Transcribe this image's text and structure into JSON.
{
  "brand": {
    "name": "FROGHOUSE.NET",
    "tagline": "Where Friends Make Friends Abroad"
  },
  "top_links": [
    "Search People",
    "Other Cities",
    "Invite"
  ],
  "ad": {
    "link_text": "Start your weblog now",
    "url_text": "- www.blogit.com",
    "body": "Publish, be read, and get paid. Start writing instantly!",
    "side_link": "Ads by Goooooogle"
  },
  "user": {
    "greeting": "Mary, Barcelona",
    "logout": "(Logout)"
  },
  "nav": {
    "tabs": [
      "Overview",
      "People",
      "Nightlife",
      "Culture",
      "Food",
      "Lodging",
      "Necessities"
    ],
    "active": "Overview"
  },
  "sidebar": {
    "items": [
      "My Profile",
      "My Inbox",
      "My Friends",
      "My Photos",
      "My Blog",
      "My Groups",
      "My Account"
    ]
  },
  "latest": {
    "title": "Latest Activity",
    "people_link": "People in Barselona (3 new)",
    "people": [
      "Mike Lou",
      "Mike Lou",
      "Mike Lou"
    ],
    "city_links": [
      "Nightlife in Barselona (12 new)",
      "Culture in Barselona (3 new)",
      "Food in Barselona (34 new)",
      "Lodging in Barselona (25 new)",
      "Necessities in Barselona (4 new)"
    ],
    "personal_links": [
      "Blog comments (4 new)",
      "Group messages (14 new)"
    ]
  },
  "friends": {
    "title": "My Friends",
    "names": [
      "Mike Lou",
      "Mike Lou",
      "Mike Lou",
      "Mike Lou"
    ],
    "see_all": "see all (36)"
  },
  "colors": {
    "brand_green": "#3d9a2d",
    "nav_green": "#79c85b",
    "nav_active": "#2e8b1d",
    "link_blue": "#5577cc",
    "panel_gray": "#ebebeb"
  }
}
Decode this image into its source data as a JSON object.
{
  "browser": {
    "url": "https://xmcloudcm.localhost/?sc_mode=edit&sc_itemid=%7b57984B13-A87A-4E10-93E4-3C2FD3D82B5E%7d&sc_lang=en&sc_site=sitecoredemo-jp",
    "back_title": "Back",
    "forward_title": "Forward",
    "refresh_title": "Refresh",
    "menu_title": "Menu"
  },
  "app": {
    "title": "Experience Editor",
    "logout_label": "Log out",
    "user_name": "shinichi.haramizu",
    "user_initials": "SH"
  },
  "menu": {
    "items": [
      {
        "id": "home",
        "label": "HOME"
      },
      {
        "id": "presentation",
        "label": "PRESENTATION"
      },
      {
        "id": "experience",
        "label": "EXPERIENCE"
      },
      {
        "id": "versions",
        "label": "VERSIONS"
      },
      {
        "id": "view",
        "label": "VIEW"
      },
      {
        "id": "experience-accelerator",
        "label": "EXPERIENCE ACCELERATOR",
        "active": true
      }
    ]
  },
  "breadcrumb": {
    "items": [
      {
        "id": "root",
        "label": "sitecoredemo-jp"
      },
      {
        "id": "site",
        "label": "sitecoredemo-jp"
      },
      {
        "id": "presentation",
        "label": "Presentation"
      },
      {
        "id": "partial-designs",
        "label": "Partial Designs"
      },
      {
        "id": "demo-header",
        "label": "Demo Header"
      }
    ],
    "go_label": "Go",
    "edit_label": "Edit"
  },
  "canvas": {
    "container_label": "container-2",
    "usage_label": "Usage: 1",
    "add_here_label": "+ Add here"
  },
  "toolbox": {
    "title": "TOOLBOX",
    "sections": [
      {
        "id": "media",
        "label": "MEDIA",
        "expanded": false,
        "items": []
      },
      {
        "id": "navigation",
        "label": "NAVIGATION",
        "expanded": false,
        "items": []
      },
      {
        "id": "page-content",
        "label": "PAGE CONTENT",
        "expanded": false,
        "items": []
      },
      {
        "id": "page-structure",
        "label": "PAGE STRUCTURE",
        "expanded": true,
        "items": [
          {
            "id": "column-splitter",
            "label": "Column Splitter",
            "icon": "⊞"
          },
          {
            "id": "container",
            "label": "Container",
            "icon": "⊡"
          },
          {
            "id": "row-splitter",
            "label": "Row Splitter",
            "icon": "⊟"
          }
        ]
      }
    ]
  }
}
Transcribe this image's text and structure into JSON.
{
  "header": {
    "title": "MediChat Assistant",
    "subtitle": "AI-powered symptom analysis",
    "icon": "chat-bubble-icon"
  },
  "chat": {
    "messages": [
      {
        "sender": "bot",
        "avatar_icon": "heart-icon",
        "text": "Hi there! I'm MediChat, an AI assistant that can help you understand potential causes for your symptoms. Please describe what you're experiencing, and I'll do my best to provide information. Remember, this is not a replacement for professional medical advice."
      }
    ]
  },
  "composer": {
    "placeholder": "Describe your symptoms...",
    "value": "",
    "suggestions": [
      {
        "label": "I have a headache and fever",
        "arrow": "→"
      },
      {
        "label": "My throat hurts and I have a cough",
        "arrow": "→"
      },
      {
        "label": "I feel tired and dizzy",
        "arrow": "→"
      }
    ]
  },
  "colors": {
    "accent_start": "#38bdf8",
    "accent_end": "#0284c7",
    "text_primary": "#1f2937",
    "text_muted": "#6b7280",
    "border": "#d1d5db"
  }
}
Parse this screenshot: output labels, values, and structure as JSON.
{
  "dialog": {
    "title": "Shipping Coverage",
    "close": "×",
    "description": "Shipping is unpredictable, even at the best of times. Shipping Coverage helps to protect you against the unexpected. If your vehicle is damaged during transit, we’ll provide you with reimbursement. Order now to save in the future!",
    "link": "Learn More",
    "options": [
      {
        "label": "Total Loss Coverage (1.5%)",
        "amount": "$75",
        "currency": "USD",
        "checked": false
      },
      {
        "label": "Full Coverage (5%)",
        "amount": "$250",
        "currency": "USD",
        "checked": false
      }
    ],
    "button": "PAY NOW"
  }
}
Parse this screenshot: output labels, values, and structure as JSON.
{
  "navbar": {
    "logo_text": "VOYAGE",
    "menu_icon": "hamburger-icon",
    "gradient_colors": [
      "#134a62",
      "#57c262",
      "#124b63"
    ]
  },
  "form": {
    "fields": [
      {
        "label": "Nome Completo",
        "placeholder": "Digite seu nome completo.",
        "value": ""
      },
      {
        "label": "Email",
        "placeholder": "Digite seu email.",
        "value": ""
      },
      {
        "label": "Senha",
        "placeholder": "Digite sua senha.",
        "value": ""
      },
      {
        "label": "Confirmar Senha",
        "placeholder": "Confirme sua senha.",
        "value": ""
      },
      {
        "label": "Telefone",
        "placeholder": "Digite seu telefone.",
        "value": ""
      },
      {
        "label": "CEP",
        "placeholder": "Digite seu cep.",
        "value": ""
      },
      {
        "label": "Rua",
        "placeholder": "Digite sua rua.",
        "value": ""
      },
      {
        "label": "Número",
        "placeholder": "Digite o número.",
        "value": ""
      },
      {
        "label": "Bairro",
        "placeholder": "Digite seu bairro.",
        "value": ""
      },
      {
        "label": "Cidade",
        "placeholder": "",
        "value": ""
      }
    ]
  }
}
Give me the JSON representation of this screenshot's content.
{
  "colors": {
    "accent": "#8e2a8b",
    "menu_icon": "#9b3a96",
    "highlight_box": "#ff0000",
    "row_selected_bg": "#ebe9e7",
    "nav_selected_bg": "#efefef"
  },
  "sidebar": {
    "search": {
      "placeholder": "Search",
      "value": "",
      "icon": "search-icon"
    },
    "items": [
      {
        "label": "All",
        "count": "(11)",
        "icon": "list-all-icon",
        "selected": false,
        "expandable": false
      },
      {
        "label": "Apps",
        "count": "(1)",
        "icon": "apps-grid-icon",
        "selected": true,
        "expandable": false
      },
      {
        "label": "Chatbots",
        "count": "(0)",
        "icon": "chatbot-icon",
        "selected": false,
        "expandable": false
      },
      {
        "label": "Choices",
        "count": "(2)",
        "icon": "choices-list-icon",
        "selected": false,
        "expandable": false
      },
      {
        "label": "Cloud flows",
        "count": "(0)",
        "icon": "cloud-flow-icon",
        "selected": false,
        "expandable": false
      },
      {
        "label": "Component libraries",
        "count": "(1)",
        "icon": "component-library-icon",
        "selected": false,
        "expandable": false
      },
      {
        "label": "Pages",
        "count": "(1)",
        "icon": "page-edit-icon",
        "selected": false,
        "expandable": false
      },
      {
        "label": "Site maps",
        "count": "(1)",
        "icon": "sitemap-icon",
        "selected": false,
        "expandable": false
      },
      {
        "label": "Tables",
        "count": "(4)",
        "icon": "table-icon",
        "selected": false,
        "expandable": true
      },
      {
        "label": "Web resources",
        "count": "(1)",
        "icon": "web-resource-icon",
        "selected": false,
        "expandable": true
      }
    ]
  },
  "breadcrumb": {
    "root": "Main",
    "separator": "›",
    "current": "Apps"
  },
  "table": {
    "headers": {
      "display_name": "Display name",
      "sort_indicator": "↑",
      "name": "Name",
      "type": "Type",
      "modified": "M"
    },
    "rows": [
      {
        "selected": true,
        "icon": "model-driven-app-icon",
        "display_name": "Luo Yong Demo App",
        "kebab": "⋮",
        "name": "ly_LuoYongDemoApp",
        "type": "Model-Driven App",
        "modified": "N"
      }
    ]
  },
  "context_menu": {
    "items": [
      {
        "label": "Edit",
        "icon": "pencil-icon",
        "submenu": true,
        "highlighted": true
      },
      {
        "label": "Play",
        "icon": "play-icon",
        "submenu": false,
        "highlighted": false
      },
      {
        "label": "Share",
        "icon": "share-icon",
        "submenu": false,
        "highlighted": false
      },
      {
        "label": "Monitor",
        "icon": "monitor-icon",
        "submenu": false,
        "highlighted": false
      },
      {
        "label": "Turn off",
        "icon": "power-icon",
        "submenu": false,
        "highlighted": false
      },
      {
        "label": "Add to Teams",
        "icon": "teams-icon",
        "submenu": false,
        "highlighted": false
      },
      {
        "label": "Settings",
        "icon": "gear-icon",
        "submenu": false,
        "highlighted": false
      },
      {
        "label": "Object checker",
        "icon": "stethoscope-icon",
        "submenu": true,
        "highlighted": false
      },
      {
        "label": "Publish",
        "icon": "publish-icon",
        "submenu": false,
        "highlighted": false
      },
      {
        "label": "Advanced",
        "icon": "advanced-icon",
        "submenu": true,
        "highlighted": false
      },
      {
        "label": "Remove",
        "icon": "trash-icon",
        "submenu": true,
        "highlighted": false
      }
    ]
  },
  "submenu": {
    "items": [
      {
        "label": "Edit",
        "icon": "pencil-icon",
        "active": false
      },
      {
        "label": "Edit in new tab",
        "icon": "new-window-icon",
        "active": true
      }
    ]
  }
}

----

### What is needed
Write out each line of the data that holds the string "MediChat".

### Exercise result
    "title": "MediChat Assistant",
        "text": "Hi there! I'm MediChat, an AI assistant that can help you understand potential causes for your symptoms. Please describe what you're experiencing, and I'll do my best to provide information. Remember, this is not a replacement for professional medical advice."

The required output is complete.